* REQUIREMENT:
Write out the entire listing below exactly, with the pictures left out.

(Stored entries)
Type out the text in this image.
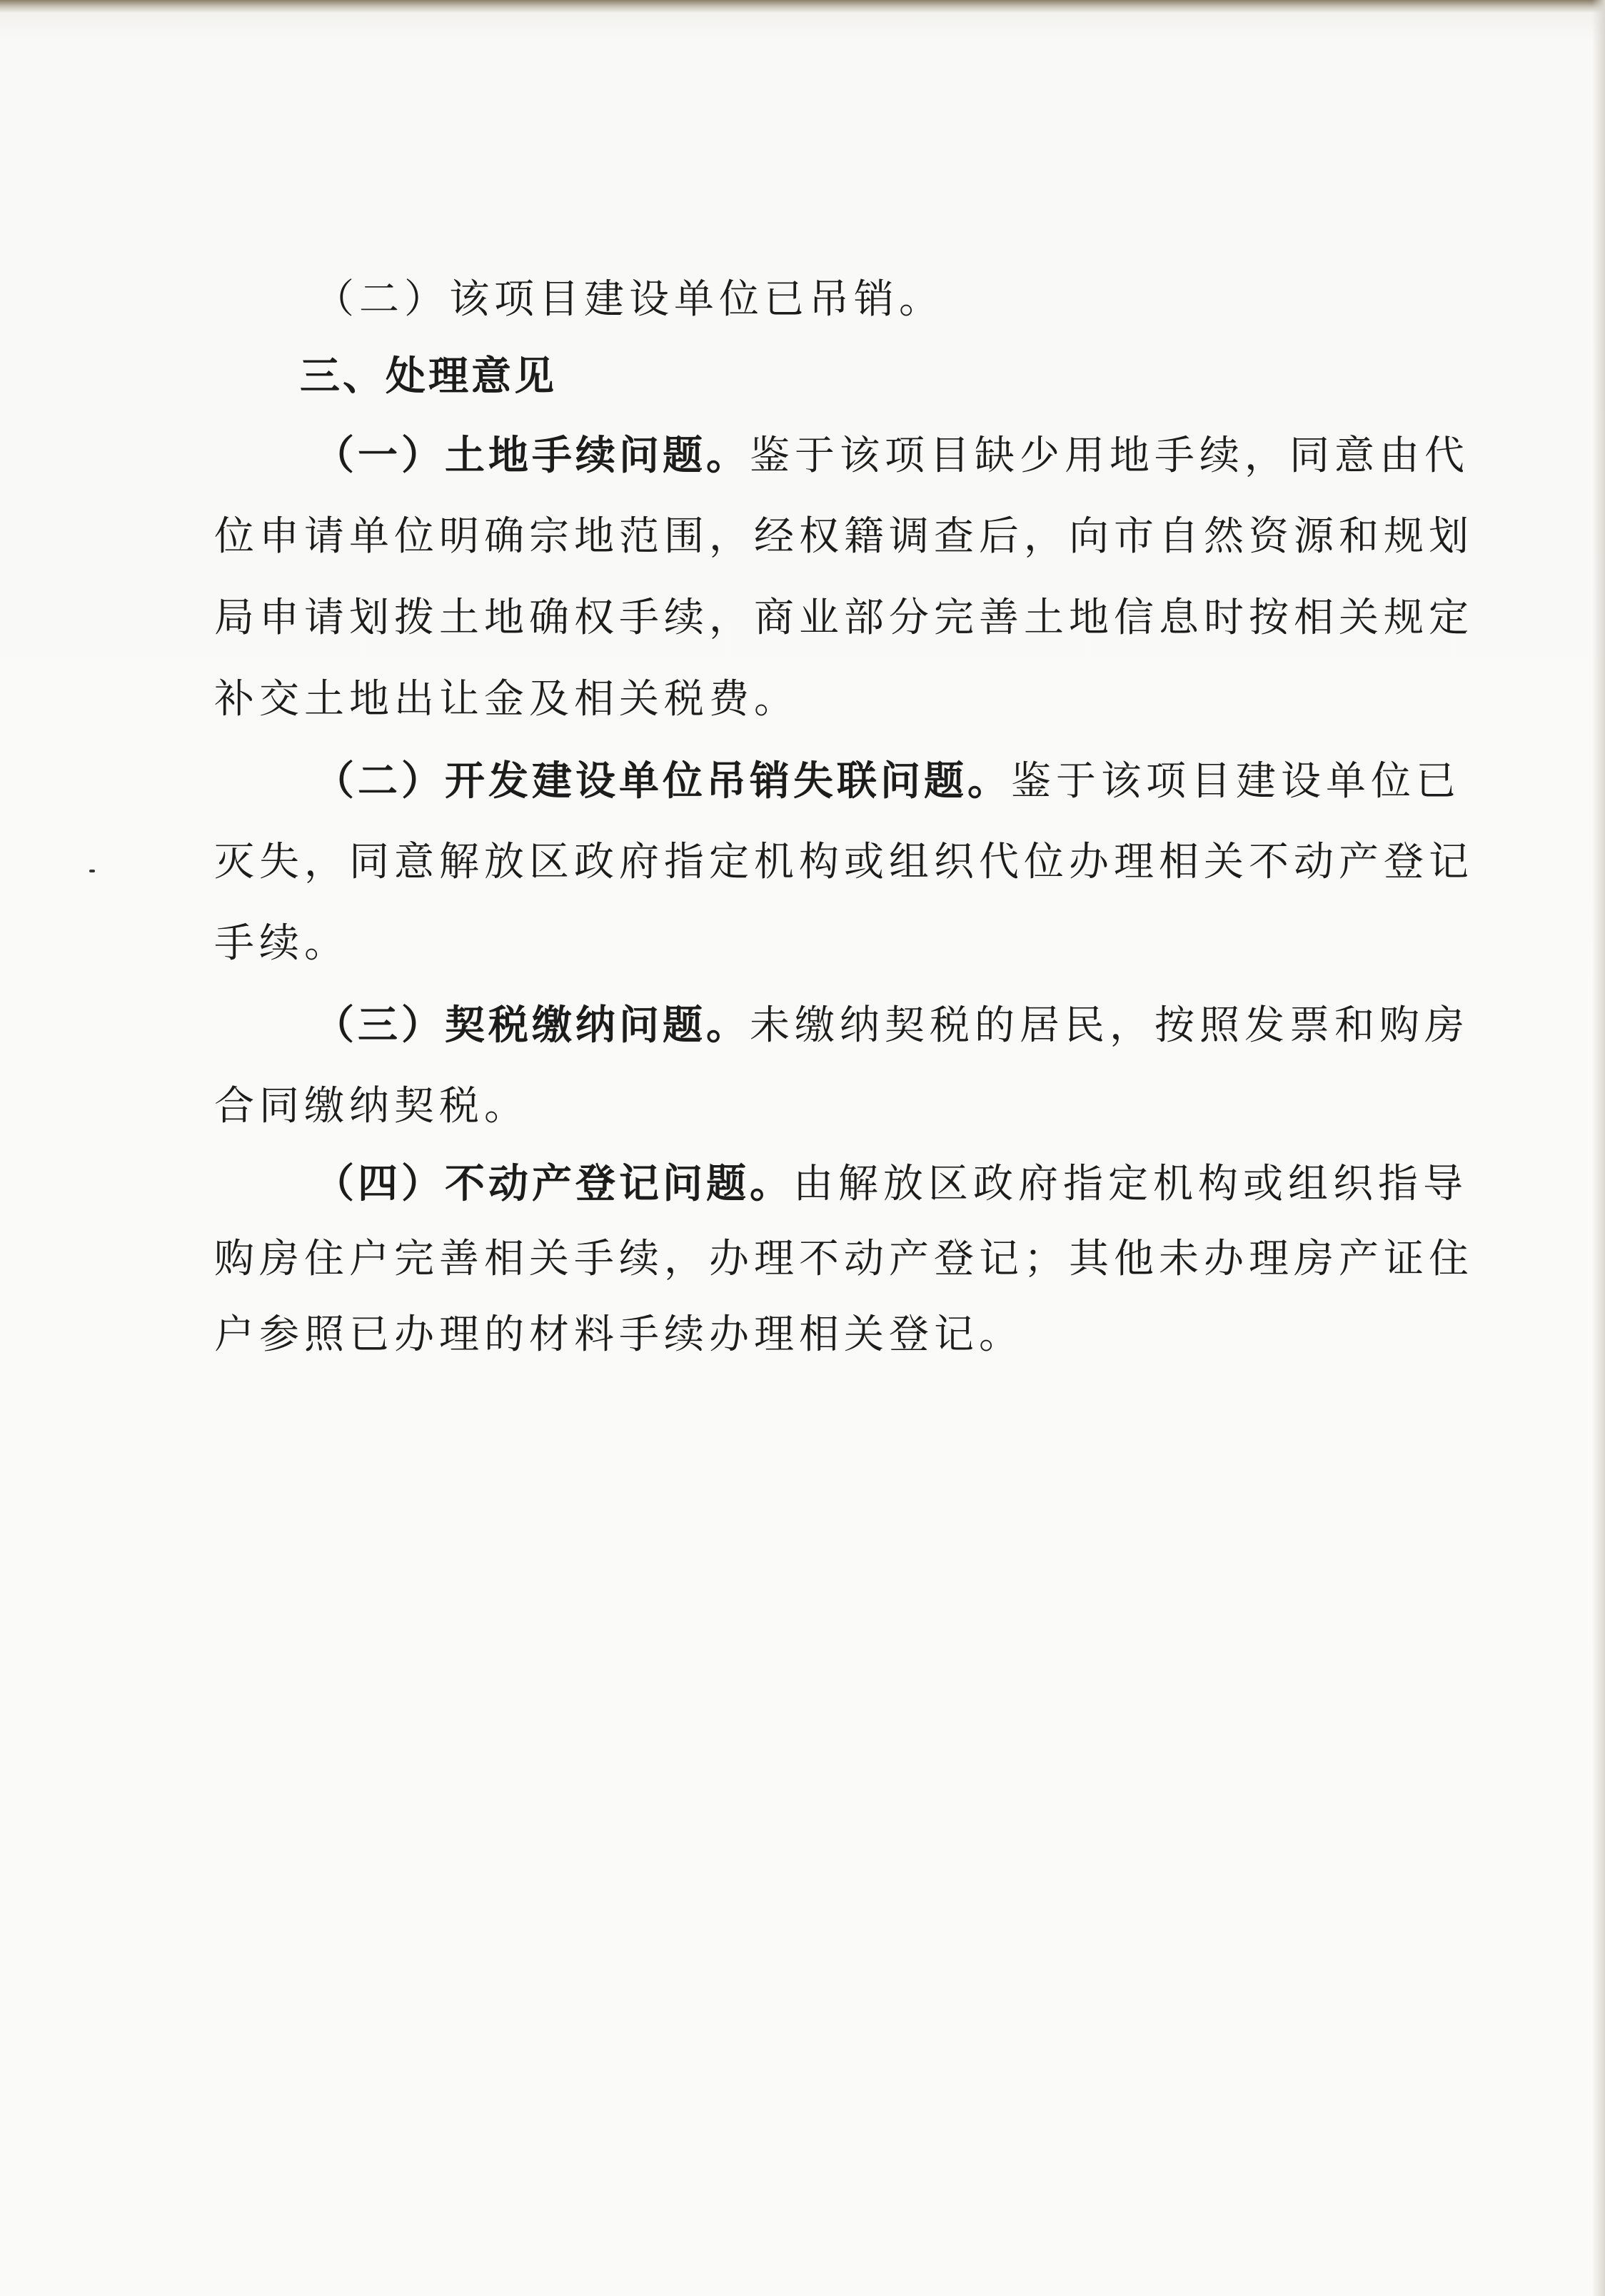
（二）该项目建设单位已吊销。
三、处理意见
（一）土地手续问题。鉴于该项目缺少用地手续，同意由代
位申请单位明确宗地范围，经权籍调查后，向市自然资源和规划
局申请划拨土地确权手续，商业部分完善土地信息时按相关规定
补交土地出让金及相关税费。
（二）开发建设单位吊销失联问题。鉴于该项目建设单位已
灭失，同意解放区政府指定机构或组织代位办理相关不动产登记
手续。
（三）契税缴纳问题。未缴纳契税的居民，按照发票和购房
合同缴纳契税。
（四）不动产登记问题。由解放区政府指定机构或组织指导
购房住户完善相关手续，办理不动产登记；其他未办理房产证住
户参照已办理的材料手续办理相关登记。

* THE ANSWER:
Type out the text in this image.
（二）该项目建设单位已吊销。
三、处理意见
（一）土地手续问题。鉴于该项目缺少用地手续，同意由代
位申请单位明确宗地范围，经权籍调查后，向市自然资源和规划
局申请划拨土地确权手续，商业部分完善土地信息时按相关规定
补交土地出让金及相关税费。
（二）开发建设单位吊销失联问题。鉴于该项目建设单位已
灭失，同意解放区政府指定机构或组织代位办理相关不动产登记
手续。
（三）契税缴纳问题。未缴纳契税的居民，按照发票和购房
合同缴纳契税。
（四）不动产登记问题。由解放区政府指定机构或组织指导
购房住户完善相关手续，办理不动产登记；其他未办理房产证住
户参照已办理的材料手续办理相关登记。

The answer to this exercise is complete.